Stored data
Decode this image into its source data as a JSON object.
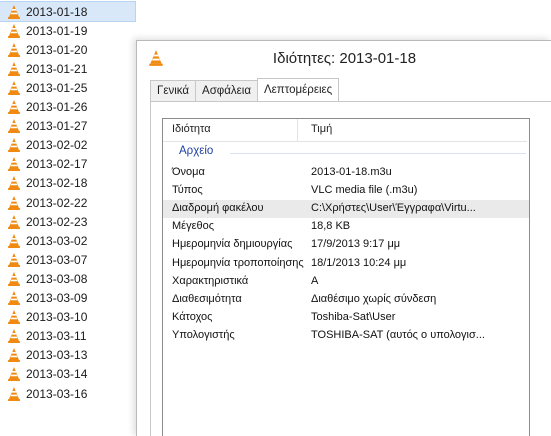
{
  "explorer": {
    "files": [
      {
        "name": "2013-01-18",
        "selected": true
      },
      {
        "name": "2013-01-19",
        "selected": false
      },
      {
        "name": "2013-01-20",
        "selected": false
      },
      {
        "name": "2013-01-21",
        "selected": false
      },
      {
        "name": "2013-01-25",
        "selected": false
      },
      {
        "name": "2013-01-26",
        "selected": false
      },
      {
        "name": "2013-01-27",
        "selected": false
      },
      {
        "name": "2013-02-02",
        "selected": false
      },
      {
        "name": "2013-02-17",
        "selected": false
      },
      {
        "name": "2013-02-18",
        "selected": false
      },
      {
        "name": "2013-02-22",
        "selected": false
      },
      {
        "name": "2013-02-23",
        "selected": false
      },
      {
        "name": "2013-03-02",
        "selected": false
      },
      {
        "name": "2013-03-07",
        "selected": false
      },
      {
        "name": "2013-03-08",
        "selected": false
      },
      {
        "name": "2013-03-09",
        "selected": false
      },
      {
        "name": "2013-03-10",
        "selected": false
      },
      {
        "name": "2013-03-11",
        "selected": false
      },
      {
        "name": "2013-03-13",
        "selected": false
      },
      {
        "name": "2013-03-14",
        "selected": false
      },
      {
        "name": "2013-03-16",
        "selected": false
      }
    ],
    "file_icon": "vlc-cone-icon"
  },
  "dialog": {
    "title": "Ιδιότητες: 2013-01-18",
    "title_icon": "vlc-cone-icon",
    "tabs": [
      {
        "label": "Γενικά",
        "active": false
      },
      {
        "label": "Ασφάλεια",
        "active": false
      },
      {
        "label": "Λεπτομέρειες",
        "active": true
      }
    ],
    "columns": {
      "property": "Ιδιότητα",
      "value": "Τιμή"
    },
    "group": "Αρχείο",
    "properties": [
      {
        "name": "Όνομα",
        "value": "2013-01-18.m3u",
        "highlighted": false
      },
      {
        "name": "Τύπος",
        "value": "VLC media file (.m3u)",
        "highlighted": false
      },
      {
        "name": "Διαδρομή φακέλου",
        "value": "C:\\Χρήστες\\User\\Έγγραφα\\Virtu...",
        "highlighted": true
      },
      {
        "name": "Μέγεθος",
        "value": "18,8 KB",
        "highlighted": false
      },
      {
        "name": "Ημερομηνία δημιουργίας",
        "value": "17/9/2013 9:17 μμ",
        "highlighted": false
      },
      {
        "name": "Ημερομηνία τροποποίησης",
        "value": "18/1/2013 10:24 μμ",
        "highlighted": false
      },
      {
        "name": "Χαρακτηριστικά",
        "value": "A",
        "highlighted": false
      },
      {
        "name": "Διαθεσιμότητα",
        "value": "Διαθέσιμο χωρίς σύνδεση",
        "highlighted": false
      },
      {
        "name": "Κάτοχος",
        "value": "Toshiba-Sat\\User",
        "highlighted": false
      },
      {
        "name": "Υπολογιστής",
        "value": "TOSHIBA-SAT (αυτός ο υπολογισ...",
        "highlighted": false
      }
    ]
  },
  "colors": {
    "cone_orange": "#f08a12",
    "cone_stripe": "#ffffff",
    "selection": "#d9e8f8",
    "group_label": "#1e3fa6"
  }
}
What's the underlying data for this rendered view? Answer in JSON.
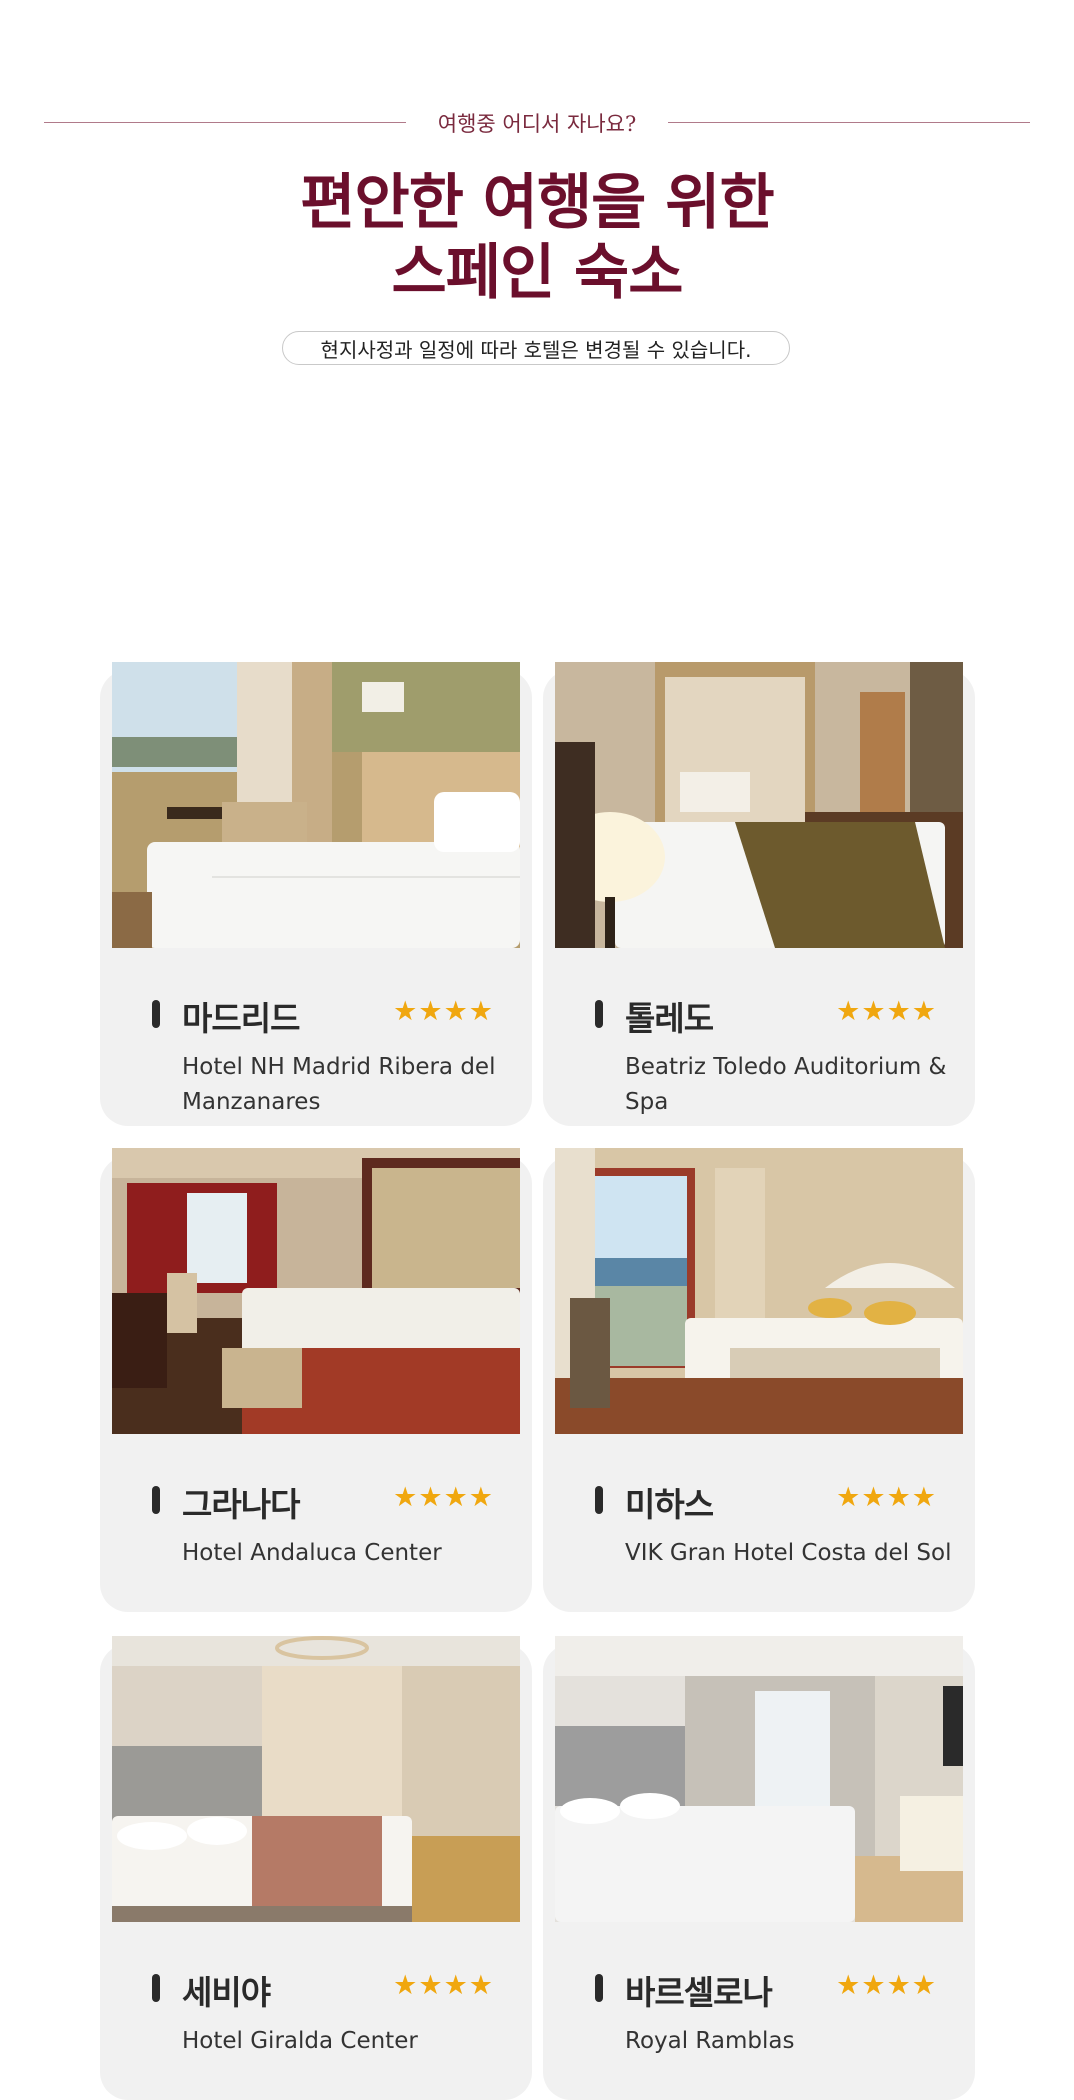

What to produce
Each line of the material must be retyped exactly, except that images are omitted.

Task result
Decode this image into its source data as a JSON object.
{
  "explorer": {
    "files": [
      {
        "name": "2013-01-18",
        "selected": true
      },
      {
        "name": "2013-01-19",
        "selected": false
      },
      {
        "name": "2013-01-20",
        "selected": false
      },
      {
        "name": "2013-01-21",
        "selected": false
      },
      {
        "name": "2013-01-25",
        "selected": false
      },
      {
        "name": "2013-01-26",
        "selected": false
      },
      {
        "name": "2013-01-27",
        "selected": false
      },
      {
        "name": "2013-02-02",
        "selected": false
      },
      {
        "name": "2013-02-17",
        "selected": false
      },
      {
        "name": "2013-02-18",
        "selected": false
      },
      {
        "name": "2013-02-22",
        "selected": false
      },
      {
        "name": "2013-02-23",
        "selected": false
      },
      {
        "name": "2013-03-02",
        "selected": false
      },
      {
        "name": "2013-03-07",
        "selected": false
      },
      {
        "name": "2013-03-08",
        "selected": false
      },
      {
        "name": "2013-03-09",
        "selected": false
      },
      {
        "name": "2013-03-10",
        "selected": false
      },
      {
        "name": "2013-03-11",
        "selected": false
      },
      {
        "name": "2013-03-13",
        "selected": false
      },
      {
        "name": "2013-03-14",
        "selected": false
      },
      {
        "name": "2013-03-16",
        "selected": false
      }
    ],
    "file_icon": "vlc-cone-icon"
  },
  "dialog": {
    "title": "Ιδιότητες: 2013-01-18",
    "title_icon": "vlc-cone-icon",
    "tabs": [
      {
        "label": "Γενικά",
        "active": false
      },
      {
        "label": "Ασφάλεια",
        "active": false
      },
      {
        "label": "Λεπτομέρειες",
        "active": true
      }
    ],
    "columns": {
      "property": "Ιδιότητα",
      "value": "Τιμή"
    },
    "group": "Αρχείο",
    "properties": [
      {
        "name": "Όνομα",
        "value": "2013-01-18.m3u",
        "highlighted": false
      },
      {
        "name": "Τύπος",
        "value": "VLC media file (.m3u)",
        "highlighted": false
      },
      {
        "name": "Διαδρομή φακέλου",
        "value": "C:\\Χρήστες\\User\\Έγγραφα\\Virtu...",
        "highlighted": true
      },
      {
        "name": "Μέγεθος",
        "value": "18,8 KB",
        "highlighted": false
      },
      {
        "name": "Ημερομηνία δημιουργίας",
        "value": "17/9/2013 9:17 μμ",
        "highlighted": false
      },
      {
        "name": "Ημερομηνία τροποποίησης",
        "value": "18/1/2013 10:24 μμ",
        "highlighted": false
      },
      {
        "name": "Χαρακτηριστικά",
        "value": "A",
        "highlighted": false
      },
      {
        "name": "Διαθεσιμότητα",
        "value": "Διαθέσιμο χωρίς σύνδεση",
        "highlighted": false
      },
      {
        "name": "Κάτοχος",
        "value": "Toshiba-Sat\\User",
        "highlighted": false
      },
      {
        "name": "Υπολογιστής",
        "value": "TOSHIBA-SAT (αυτός ο υπολογισ...",
        "highlighted": false
      }
    ]
  },
  "colors": {
    "cone_orange": "#f08a12",
    "cone_stripe": "#ffffff",
    "selection": "#d9e8f8",
    "group_label": "#1e3fa6"
  }
}
What's the underlying data for this rendered view? Answer in JSON.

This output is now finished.